**WHAT IS EXPECTED:**
Filter this material down to the lines that hold "text", copying each one.

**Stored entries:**
╔══

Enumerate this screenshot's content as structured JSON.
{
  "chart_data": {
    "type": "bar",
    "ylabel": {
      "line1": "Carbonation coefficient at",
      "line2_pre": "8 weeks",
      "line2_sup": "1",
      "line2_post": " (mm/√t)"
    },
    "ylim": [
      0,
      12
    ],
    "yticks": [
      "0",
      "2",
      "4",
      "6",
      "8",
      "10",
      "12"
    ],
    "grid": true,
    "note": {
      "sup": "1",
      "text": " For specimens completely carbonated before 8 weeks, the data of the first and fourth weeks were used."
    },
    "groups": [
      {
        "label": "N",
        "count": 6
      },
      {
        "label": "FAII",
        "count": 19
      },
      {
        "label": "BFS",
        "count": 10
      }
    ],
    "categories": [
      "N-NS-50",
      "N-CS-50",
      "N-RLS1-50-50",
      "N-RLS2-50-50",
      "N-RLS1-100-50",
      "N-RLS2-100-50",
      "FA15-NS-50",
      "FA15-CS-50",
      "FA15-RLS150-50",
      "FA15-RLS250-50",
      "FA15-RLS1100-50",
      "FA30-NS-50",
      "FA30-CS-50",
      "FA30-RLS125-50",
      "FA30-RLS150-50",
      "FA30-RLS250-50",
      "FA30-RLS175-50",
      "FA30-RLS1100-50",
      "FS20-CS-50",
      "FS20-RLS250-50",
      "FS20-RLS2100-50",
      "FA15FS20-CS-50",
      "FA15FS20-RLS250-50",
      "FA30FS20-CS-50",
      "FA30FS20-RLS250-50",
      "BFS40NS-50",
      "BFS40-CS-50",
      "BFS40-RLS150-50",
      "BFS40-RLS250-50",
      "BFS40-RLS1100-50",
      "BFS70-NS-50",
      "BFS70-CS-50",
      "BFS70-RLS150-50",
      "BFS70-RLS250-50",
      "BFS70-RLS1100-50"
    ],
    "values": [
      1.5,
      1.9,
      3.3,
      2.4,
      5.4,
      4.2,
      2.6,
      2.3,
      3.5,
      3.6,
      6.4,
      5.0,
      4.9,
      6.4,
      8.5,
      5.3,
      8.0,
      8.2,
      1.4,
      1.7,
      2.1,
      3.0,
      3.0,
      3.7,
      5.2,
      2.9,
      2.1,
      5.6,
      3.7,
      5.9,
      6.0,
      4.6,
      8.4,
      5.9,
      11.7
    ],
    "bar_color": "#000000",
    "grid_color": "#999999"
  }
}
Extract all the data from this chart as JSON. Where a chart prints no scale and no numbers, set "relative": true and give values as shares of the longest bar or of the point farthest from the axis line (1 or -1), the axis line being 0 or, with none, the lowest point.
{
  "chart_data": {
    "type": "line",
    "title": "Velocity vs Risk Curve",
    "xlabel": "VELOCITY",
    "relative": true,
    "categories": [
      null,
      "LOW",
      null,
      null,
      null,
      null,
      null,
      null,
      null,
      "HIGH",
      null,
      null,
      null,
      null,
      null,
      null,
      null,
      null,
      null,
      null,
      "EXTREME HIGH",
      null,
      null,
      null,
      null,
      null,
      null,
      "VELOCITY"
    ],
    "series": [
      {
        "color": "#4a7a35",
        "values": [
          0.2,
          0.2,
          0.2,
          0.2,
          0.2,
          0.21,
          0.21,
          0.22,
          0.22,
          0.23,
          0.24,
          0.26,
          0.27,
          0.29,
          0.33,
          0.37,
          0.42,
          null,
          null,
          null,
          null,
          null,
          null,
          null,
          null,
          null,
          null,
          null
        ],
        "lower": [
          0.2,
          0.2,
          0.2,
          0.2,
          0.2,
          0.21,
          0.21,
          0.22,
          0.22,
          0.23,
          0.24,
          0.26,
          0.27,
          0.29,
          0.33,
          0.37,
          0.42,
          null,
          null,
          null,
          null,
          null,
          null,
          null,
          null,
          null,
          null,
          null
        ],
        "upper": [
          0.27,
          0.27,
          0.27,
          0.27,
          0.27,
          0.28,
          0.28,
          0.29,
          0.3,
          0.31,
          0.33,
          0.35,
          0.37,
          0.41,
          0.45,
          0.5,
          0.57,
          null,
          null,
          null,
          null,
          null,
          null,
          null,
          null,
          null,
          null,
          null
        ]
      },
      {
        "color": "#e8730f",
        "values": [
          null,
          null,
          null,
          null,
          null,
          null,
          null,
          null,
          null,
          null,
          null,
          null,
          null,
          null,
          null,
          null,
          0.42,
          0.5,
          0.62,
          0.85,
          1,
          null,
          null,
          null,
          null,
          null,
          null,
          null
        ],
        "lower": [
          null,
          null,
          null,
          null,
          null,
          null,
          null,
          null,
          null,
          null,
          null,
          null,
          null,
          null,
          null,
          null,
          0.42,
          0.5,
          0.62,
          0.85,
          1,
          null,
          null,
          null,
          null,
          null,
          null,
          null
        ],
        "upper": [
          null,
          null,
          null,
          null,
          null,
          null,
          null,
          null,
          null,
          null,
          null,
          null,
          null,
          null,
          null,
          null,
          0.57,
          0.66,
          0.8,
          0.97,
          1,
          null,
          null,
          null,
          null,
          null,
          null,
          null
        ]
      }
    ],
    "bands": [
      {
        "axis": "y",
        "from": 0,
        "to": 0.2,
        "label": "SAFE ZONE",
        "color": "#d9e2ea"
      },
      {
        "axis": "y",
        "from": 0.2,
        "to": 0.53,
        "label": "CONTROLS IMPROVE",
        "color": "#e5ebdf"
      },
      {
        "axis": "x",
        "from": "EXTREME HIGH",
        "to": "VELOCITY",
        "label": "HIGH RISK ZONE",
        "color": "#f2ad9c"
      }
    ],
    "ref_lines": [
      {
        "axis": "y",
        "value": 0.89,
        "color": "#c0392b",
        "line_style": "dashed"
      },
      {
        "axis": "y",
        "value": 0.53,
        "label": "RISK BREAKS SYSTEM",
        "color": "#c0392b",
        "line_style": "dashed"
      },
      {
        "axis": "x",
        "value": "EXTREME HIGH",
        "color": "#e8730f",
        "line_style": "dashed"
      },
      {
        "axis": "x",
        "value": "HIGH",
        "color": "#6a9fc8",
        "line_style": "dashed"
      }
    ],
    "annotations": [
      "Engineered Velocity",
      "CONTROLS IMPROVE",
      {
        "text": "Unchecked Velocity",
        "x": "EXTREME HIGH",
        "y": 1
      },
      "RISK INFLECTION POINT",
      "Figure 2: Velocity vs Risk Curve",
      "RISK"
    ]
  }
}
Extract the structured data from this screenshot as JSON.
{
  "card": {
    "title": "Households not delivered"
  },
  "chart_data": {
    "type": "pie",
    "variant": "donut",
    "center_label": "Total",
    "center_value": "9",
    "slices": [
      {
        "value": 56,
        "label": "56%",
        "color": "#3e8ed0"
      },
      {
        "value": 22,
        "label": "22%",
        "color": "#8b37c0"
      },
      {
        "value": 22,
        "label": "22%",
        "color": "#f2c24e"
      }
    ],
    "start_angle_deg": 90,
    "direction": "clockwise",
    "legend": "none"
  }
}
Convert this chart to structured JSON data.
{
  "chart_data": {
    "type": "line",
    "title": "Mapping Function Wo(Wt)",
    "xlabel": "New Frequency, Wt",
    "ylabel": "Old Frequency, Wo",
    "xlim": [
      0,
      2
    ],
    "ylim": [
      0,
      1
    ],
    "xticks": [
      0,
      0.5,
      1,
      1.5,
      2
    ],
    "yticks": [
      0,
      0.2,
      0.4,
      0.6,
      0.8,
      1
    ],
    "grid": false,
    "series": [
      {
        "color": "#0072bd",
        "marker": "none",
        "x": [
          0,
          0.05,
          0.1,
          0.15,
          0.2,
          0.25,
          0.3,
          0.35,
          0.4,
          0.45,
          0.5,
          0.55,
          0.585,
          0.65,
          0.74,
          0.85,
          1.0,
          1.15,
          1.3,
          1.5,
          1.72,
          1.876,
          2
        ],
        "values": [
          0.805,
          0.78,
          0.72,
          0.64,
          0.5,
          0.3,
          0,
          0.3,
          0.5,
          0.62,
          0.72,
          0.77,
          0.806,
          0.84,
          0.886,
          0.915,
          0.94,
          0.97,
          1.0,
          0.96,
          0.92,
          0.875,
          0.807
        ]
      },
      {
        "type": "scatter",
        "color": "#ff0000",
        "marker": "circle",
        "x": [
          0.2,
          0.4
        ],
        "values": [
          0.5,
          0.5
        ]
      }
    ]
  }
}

╚══

**RESPONSE TO THE TASK:**
      "text": " For specimens completely carbonated before 8 weeks, the data of the first and fourth weeks were used."
        "text": "Unchecked Velocity",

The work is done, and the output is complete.